Find the lines that hold "text". Report only how many there are.

** START Excerpted data **

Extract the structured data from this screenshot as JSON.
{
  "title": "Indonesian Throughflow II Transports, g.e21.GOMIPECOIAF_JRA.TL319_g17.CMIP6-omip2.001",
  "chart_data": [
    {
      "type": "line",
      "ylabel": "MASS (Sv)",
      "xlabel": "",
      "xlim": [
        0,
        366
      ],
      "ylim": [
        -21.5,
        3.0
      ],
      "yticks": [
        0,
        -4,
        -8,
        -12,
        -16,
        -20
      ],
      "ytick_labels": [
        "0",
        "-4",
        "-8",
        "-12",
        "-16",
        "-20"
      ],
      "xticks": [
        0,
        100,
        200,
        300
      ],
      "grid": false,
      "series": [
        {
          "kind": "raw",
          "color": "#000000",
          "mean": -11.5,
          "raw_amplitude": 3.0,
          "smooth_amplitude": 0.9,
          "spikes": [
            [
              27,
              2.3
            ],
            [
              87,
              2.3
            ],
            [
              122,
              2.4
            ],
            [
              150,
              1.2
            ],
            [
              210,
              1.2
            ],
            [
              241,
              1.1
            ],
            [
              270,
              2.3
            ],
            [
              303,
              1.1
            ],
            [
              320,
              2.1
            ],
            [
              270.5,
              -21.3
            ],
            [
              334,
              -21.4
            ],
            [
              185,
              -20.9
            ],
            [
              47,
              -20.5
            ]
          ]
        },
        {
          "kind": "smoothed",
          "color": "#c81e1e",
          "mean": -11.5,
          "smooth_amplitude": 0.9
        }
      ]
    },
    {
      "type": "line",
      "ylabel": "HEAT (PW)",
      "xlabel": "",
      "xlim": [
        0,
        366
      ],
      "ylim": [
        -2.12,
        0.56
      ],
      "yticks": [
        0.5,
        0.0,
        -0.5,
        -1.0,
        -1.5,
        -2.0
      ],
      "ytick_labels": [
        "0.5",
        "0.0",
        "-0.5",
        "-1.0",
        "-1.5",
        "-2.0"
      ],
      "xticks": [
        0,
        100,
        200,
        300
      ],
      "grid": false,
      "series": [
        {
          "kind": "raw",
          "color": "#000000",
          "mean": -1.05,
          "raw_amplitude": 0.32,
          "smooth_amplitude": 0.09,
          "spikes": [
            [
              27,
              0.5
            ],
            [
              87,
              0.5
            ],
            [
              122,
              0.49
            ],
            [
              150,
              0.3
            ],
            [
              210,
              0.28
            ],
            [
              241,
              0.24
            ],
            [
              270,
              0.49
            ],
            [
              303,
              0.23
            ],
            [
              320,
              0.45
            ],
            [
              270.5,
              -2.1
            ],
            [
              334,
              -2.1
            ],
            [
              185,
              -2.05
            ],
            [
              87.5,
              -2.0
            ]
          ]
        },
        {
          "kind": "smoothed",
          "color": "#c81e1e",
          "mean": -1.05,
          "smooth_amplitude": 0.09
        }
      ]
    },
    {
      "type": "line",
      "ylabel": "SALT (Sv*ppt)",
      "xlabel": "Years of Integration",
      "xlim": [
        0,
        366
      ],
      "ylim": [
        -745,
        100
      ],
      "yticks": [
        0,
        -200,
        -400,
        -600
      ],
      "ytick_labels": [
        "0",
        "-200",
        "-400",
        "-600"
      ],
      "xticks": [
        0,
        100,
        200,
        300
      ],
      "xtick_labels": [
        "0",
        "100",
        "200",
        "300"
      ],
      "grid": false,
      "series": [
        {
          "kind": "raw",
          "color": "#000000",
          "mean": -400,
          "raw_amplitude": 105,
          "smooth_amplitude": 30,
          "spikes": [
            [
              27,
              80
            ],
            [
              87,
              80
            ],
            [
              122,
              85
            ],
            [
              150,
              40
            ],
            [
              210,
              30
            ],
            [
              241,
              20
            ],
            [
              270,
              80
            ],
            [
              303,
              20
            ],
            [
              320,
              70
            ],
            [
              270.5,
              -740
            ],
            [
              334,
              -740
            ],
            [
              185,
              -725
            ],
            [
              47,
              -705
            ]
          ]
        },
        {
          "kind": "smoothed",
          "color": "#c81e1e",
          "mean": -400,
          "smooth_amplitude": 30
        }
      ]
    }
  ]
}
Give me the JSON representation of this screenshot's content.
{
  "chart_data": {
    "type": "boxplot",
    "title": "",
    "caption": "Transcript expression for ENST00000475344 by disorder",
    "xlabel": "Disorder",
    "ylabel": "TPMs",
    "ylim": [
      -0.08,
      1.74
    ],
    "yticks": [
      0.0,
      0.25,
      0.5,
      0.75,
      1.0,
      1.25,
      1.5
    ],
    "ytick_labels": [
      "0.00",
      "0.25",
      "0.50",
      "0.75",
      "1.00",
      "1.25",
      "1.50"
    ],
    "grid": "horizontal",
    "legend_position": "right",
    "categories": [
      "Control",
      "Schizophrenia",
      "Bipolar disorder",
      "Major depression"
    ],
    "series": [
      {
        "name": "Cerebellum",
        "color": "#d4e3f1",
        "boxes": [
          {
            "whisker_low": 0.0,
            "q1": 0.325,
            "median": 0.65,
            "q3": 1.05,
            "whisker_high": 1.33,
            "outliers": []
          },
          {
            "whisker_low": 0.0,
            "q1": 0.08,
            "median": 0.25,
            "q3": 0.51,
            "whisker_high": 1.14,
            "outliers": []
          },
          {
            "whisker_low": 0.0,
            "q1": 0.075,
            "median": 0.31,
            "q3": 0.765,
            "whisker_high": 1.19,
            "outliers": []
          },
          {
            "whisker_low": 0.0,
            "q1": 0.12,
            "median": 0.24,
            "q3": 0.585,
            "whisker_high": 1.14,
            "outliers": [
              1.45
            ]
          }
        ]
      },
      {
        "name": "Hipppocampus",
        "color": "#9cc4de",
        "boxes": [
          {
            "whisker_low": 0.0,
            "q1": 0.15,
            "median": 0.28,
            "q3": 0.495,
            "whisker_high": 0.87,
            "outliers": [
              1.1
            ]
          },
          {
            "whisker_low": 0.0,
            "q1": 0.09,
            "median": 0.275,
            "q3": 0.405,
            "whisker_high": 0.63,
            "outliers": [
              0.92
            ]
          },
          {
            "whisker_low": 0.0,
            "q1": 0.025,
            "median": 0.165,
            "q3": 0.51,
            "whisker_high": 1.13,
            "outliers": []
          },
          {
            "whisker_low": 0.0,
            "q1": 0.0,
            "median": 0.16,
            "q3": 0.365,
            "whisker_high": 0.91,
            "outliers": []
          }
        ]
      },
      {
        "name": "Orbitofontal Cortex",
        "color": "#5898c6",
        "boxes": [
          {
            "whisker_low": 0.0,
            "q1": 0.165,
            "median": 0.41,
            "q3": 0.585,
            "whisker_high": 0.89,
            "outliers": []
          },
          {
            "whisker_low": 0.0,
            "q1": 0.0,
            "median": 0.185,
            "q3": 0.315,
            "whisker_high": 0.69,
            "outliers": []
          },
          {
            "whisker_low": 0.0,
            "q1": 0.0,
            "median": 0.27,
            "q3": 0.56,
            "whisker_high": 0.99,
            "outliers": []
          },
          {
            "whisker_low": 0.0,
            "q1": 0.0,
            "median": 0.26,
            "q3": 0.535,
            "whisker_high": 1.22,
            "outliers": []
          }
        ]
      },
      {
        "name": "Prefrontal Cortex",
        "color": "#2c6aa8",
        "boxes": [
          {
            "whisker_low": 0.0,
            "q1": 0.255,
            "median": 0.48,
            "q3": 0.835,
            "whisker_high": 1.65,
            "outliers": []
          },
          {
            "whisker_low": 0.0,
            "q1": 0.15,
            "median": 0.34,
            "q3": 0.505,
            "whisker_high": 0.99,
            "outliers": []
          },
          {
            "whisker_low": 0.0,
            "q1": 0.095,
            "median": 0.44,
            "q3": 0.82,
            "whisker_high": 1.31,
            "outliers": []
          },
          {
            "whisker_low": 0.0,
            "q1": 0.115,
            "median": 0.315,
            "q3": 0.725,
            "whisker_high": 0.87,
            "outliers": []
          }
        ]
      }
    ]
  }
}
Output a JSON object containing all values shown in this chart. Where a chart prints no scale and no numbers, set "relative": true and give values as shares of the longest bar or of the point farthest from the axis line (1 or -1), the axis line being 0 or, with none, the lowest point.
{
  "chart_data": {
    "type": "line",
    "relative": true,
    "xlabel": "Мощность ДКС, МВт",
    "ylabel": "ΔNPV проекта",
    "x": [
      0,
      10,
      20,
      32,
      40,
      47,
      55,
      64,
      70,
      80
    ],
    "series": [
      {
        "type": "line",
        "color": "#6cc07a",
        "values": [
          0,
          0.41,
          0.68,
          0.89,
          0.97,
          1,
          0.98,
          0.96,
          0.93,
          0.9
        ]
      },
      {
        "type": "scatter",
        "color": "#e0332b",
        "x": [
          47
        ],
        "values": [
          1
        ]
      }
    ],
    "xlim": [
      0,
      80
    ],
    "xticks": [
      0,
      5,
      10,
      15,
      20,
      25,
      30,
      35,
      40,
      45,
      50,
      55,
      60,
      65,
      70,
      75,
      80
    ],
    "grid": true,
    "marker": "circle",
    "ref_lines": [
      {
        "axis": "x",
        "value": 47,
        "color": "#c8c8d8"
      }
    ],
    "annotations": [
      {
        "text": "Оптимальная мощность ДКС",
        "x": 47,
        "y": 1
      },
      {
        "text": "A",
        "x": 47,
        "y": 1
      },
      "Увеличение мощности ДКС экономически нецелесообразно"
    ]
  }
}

** END Excerpted data **

### Completed task
2